___ RAW RECORDS ___

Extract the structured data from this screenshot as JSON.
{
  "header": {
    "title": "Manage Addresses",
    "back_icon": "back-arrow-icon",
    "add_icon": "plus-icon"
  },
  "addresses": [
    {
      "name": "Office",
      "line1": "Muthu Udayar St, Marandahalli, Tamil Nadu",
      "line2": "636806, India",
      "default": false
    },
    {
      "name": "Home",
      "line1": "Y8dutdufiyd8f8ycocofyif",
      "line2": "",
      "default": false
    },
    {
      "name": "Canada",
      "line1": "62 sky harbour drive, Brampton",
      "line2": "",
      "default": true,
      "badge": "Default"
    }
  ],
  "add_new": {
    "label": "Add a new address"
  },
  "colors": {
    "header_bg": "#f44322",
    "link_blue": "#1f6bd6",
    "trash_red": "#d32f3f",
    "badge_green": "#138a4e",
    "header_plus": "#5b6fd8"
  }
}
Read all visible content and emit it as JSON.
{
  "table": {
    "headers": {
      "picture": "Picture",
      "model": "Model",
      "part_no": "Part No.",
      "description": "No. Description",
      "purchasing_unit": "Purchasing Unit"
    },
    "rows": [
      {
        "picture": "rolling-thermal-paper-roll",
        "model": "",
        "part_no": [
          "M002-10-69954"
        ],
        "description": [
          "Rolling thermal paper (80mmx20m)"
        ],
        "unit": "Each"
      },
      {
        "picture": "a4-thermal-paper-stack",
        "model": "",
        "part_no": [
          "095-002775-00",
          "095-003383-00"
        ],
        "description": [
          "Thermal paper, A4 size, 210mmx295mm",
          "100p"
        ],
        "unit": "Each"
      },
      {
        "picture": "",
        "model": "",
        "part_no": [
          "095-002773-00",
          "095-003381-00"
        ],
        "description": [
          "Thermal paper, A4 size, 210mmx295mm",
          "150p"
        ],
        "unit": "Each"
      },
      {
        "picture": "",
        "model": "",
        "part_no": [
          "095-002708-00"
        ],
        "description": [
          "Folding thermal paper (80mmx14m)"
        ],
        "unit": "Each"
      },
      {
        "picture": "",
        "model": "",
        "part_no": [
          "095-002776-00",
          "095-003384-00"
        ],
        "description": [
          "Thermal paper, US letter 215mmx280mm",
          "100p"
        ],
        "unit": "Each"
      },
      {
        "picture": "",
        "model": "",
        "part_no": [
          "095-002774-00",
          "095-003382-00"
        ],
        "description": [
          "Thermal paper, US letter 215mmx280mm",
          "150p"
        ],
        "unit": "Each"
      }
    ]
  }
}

___

● WORK TO DO:
Copy every line of the material, please, keeping it exactly the same.

● EXERCISE RESULT:
Extract the structured data from this screenshot as JSON.
{
  "header": {
    "title": "Manage Addresses",
    "back_icon": "back-arrow-icon",
    "add_icon": "plus-icon"
  },
  "addresses": [
    {
      "name": "Office",
      "line1": "Muthu Udayar St, Marandahalli, Tamil Nadu",
      "line2": "636806, India",
      "default": false
    },
    {
      "name": "Home",
      "line1": "Y8dutdufiyd8f8ycocofyif",
      "line2": "",
      "default": false
    },
    {
      "name": "Canada",
      "line1": "62 sky harbour drive, Brampton",
      "line2": "",
      "default": true,
      "badge": "Default"
    }
  ],
  "add_new": {
    "label": "Add a new address"
  },
  "colors": {
    "header_bg": "#f44322",
    "link_blue": "#1f6bd6",
    "trash_red": "#d32f3f",
    "badge_green": "#138a4e",
    "header_plus": "#5b6fd8"
  }
}
Read all visible content and emit it as JSON.
{
  "table": {
    "headers": {
      "picture": "Picture",
      "model": "Model",
      "part_no": "Part No.",
      "description": "No. Description",
      "purchasing_unit": "Purchasing Unit"
    },
    "rows": [
      {
        "picture": "rolling-thermal-paper-roll",
        "model": "",
        "part_no": [
          "M002-10-69954"
        ],
        "description": [
          "Rolling thermal paper (80mmx20m)"
        ],
        "unit": "Each"
      },
      {
        "picture": "a4-thermal-paper-stack",
        "model": "",
        "part_no": [
          "095-002775-00",
          "095-003383-00"
        ],
        "description": [
          "Thermal paper, A4 size, 210mmx295mm",
          "100p"
        ],
        "unit": "Each"
      },
      {
        "picture": "",
        "model": "",
        "part_no": [
          "095-002773-00",
          "095-003381-00"
        ],
        "description": [
          "Thermal paper, A4 size, 210mmx295mm",
          "150p"
        ],
        "unit": "Each"
      },
      {
        "picture": "",
        "model": "",
        "part_no": [
          "095-002708-00"
        ],
        "description": [
          "Folding thermal paper (80mmx14m)"
        ],
        "unit": "Each"
      },
      {
        "picture": "",
        "model": "",
        "part_no": [
          "095-002776-00",
          "095-003384-00"
        ],
        "description": [
          "Thermal paper, US letter 215mmx280mm",
          "100p"
        ],
        "unit": "Each"
      },
      {
        "picture": "",
        "model": "",
        "part_no": [
          "095-002774-00",
          "095-003382-00"
        ],
        "description": [
          "Thermal paper, US letter 215mmx280mm",
          "150p"
        ],
        "unit": "Each"
      }
    ]
  }
}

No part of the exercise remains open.